DIRECTIONS: In the entries that follow, find the word "this" and report each line it is on.

EXCERPTED DATA:
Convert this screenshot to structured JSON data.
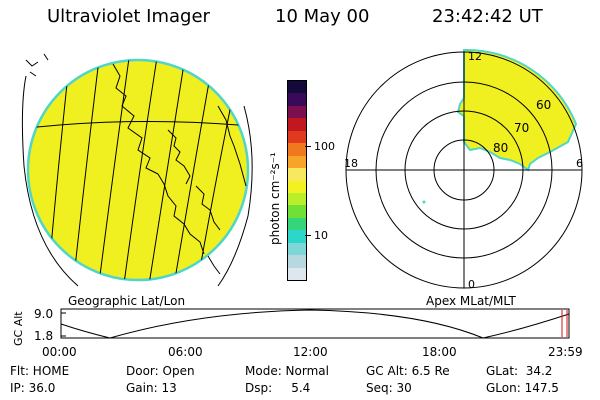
{
  "header": {
    "title": "Ultraviolet Imager",
    "date": "10 May 00",
    "time": "23:42:42 UT"
  },
  "colorbar": {
    "unit_label": "photon cm⁻²s⁻¹",
    "tick_100": "100",
    "tick_10": "10",
    "colors": [
      "#dfe7ee",
      "#b8d8e0",
      "#7fd6d6",
      "#2cd6c8",
      "#35d67a",
      "#6fe035",
      "#b8ee2a",
      "#f2f222",
      "#f7e860",
      "#f7a52a",
      "#f0781e",
      "#e03a1e",
      "#c0181e",
      "#7a1050",
      "#3a0a5a",
      "#140a3a"
    ]
  },
  "polar": {
    "labels": {
      "top": "12",
      "bottom": "0",
      "left": "18",
      "right": "6",
      "r60": "60",
      "r70": "70",
      "r80": "80"
    }
  },
  "maps": {
    "geo_label": "Geographic Lat/Lon",
    "apex_label": "Apex MLat/MLT",
    "fill_color": "#f0f020",
    "edge_color": "#4fd6c8"
  },
  "timeline": {
    "ylabel": "GC Alt",
    "ytick_top": "9.0",
    "ytick_bottom": "1.8",
    "xticks": [
      "00:00",
      "06:00",
      "12:00",
      "18:00",
      "23:59"
    ],
    "marker_color": "#d01010"
  },
  "status": {
    "filter": "Flt: HOME",
    "ip": "IP: 36.0",
    "door": "Door: Open",
    "gain": "Gain: 13",
    "mode": "Mode: Normal",
    "dsp": "Dsp:     5.4",
    "gc_alt": "GC Alt: 6.5 Re",
    "seq": "Seq: 30",
    "glat": "GLat:  34.2",
    "glon": "GLon: 147.5"
  }
}
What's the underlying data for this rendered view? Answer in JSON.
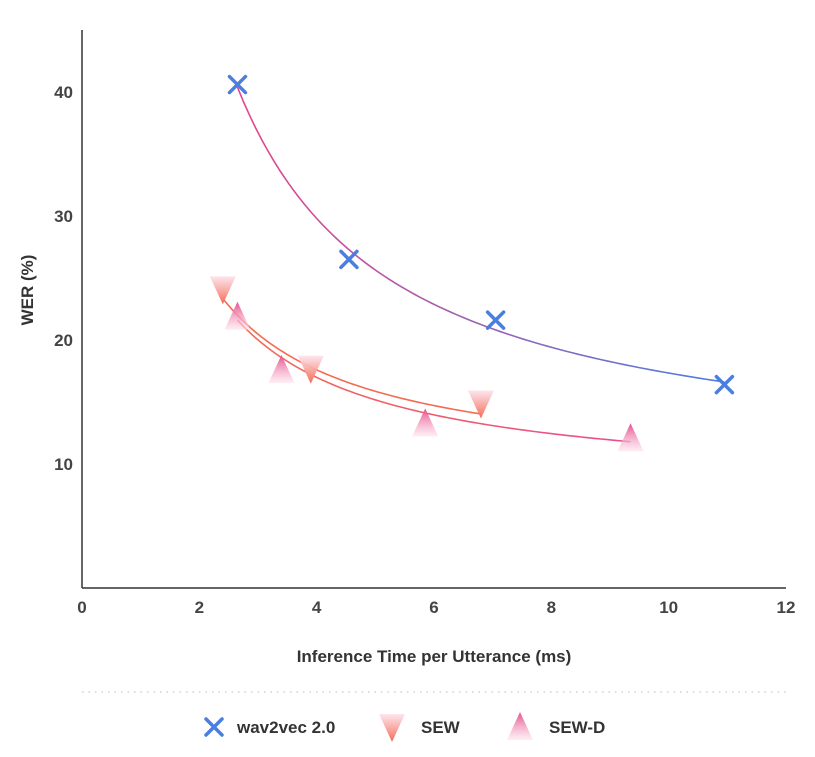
{
  "chart_data": {
    "type": "scatter",
    "xlabel": "Inference Time per Utterance (ms)",
    "ylabel": "WER (%)",
    "xlim": [
      0,
      12
    ],
    "ylim": [
      0,
      45
    ],
    "xticks": [
      0,
      2,
      4,
      6,
      8,
      10,
      12
    ],
    "yticks": [
      10,
      20,
      30,
      40
    ],
    "grid": false,
    "legend_placement": "bottom",
    "series": [
      {
        "name": "wav2vec 2.0",
        "marker": "x",
        "color": "#4a7fe0",
        "curve_colors": [
          "#e8458a",
          "#4a7fe0"
        ],
        "points": [
          [
            2.65,
            40.6
          ],
          [
            4.55,
            26.5
          ],
          [
            7.05,
            21.6
          ],
          [
            10.95,
            16.4
          ]
        ]
      },
      {
        "name": "SEW",
        "marker": "triangle-down",
        "color": "#f46b52",
        "curve_colors": [
          "#f46b52",
          "#f46b52"
        ],
        "points": [
          [
            2.4,
            23.6
          ],
          [
            3.9,
            17.2
          ],
          [
            6.8,
            14.4
          ]
        ]
      },
      {
        "name": "SEW-D",
        "marker": "triangle-up",
        "color": "#e64f8e",
        "curve_colors": [
          "#f46b52",
          "#e64f8e"
        ],
        "points": [
          [
            2.65,
            22.2
          ],
          [
            3.4,
            17.9
          ],
          [
            5.85,
            13.6
          ],
          [
            9.35,
            12.4
          ]
        ]
      }
    ]
  }
}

TASK OUTPUT:
Convert this screenshot to structured JSON data.
What's the underlying data for this rendered view? Answer in JSON.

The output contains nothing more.